#### [PROBLEM DESCRIPTION]
From the entries below, extract every line that includes the word "this".

_ _ _

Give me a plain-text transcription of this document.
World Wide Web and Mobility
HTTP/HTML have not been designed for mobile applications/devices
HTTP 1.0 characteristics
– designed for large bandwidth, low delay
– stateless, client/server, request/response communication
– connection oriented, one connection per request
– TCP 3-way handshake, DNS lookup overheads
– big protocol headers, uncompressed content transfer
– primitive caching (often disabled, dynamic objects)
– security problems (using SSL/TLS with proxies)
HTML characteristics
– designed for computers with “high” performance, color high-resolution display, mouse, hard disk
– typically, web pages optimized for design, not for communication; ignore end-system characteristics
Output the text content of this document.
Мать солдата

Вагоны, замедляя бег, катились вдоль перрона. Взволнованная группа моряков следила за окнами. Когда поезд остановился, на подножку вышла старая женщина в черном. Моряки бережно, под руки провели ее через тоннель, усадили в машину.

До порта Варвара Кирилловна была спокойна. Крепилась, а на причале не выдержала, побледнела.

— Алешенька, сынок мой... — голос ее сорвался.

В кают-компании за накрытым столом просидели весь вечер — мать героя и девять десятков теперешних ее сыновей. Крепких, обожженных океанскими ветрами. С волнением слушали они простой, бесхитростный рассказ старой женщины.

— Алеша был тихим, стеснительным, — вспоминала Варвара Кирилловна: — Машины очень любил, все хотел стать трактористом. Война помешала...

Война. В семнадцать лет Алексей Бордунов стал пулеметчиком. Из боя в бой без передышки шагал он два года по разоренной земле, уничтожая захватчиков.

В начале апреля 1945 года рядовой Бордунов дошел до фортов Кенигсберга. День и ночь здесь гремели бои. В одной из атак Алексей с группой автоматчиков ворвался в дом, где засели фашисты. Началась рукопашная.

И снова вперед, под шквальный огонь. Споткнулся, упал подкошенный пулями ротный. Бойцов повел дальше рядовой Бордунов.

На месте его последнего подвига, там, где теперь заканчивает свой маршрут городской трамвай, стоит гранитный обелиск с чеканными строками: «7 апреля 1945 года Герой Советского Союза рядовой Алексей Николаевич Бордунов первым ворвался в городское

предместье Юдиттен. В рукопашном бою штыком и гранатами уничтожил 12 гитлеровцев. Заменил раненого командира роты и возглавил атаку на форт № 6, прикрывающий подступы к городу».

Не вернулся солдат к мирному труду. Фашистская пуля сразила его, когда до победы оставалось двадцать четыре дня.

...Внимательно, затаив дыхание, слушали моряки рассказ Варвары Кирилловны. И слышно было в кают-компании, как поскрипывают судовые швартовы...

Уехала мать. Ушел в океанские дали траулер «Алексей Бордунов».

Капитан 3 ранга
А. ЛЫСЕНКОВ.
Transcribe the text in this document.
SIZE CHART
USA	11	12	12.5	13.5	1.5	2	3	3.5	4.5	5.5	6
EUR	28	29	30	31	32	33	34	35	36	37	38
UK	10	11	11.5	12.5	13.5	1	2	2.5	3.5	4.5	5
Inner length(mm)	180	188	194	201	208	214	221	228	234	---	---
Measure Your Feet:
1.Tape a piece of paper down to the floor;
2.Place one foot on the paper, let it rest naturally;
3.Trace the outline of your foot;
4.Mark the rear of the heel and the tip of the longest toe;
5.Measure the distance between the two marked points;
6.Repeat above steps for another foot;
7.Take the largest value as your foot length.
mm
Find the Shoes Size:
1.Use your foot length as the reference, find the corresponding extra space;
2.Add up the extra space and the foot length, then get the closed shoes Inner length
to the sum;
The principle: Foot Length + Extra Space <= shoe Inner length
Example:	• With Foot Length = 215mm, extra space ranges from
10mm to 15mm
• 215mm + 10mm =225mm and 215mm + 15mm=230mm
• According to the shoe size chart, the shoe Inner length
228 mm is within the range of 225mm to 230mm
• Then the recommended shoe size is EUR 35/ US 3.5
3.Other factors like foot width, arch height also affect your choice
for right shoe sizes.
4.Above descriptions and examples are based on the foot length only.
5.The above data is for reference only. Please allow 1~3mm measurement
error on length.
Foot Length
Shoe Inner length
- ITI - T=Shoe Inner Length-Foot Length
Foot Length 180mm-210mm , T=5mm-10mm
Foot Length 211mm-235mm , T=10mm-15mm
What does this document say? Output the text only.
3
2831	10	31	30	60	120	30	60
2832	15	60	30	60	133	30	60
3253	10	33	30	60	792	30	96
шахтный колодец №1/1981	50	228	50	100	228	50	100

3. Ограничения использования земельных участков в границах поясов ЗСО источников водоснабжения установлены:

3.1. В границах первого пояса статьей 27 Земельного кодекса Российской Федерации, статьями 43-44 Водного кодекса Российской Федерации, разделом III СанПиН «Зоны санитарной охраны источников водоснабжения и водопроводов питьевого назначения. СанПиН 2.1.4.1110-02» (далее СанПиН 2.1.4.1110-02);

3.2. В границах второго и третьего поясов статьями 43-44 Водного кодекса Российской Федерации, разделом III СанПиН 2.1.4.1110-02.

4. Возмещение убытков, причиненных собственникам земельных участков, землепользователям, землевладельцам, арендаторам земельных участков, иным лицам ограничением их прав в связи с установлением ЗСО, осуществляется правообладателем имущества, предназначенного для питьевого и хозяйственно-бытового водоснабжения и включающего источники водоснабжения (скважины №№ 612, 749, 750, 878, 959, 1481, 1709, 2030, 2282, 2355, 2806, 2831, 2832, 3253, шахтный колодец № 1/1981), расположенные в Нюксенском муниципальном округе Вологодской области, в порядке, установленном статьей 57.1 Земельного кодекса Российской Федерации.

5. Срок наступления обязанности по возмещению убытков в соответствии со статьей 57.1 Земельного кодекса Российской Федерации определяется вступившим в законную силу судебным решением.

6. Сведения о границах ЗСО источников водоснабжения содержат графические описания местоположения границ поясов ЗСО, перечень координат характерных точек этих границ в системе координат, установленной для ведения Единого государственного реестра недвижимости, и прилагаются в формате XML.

_ _ _

#### [RESPONSE TO THE TASK]
Give me a plain-text transcription of this document.
Output the text content of this document.
Transcribe the text in this document.
What does this document say? Output the text only.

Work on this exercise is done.